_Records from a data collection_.
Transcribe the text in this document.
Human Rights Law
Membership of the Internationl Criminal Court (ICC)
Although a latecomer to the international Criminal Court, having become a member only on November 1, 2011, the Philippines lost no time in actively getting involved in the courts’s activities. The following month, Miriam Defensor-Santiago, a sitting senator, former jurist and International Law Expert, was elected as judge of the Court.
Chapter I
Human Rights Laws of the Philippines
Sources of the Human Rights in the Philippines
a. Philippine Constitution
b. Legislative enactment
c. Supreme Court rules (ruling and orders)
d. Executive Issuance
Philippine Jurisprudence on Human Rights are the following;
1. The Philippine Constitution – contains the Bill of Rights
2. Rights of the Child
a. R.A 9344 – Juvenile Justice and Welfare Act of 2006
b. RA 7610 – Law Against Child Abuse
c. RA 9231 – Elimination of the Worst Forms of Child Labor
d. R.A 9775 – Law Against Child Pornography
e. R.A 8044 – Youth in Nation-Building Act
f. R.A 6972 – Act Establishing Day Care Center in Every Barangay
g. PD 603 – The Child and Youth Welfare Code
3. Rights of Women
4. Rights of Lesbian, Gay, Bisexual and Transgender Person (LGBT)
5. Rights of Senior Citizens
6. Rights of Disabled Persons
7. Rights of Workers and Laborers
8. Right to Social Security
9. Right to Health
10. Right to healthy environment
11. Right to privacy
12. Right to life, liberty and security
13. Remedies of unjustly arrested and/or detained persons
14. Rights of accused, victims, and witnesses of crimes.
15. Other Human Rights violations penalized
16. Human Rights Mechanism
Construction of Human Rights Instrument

_TASK OBJECTIVE_. Output the listing above word for word.

_SOLUTION FOR THIS TASK_.
Transcribe the text in this document.
Human Rights Law
Membership of the Internationl Criminal Court (ICC)
Although a latecomer to the international Criminal Court, having become a member only on November 1, 2011, the Philippines lost no time in actively getting involved in the courts’s activities. The following month, Miriam Defensor-Santiago, a sitting senator, former jurist and International Law Expert, was elected as judge of the Court.
Chapter I
Human Rights Laws of the Philippines
Sources of the Human Rights in the Philippines
a. Philippine Constitution
b. Legislative enactment
c. Supreme Court rules (ruling and orders)
d. Executive Issuance
Philippine Jurisprudence on Human Rights are the following;
1. The Philippine Constitution – contains the Bill of Rights
2. Rights of the Child
a. R.A 9344 – Juvenile Justice and Welfare Act of 2006
b. RA 7610 – Law Against Child Abuse
c. RA 9231 – Elimination of the Worst Forms of Child Labor
d. R.A 9775 – Law Against Child Pornography
e. R.A 8044 – Youth in Nation-Building Act
f. R.A 6972 – Act Establishing Day Care Center in Every Barangay
g. PD 603 – The Child and Youth Welfare Code
3. Rights of Women
4. Rights of Lesbian, Gay, Bisexual and Transgender Person (LGBT)
5. Rights of Senior Citizens
6. Rights of Disabled Persons
7. Rights of Workers and Laborers
8. Right to Social Security
9. Right to Health
10. Right to healthy environment
11. Right to privacy
12. Right to life, liberty and security
13. Remedies of unjustly arrested and/or detained persons
14. Rights of accused, victims, and witnesses of crimes.
15. Other Human Rights violations penalized
16. Human Rights Mechanism
Construction of Human Rights Instrument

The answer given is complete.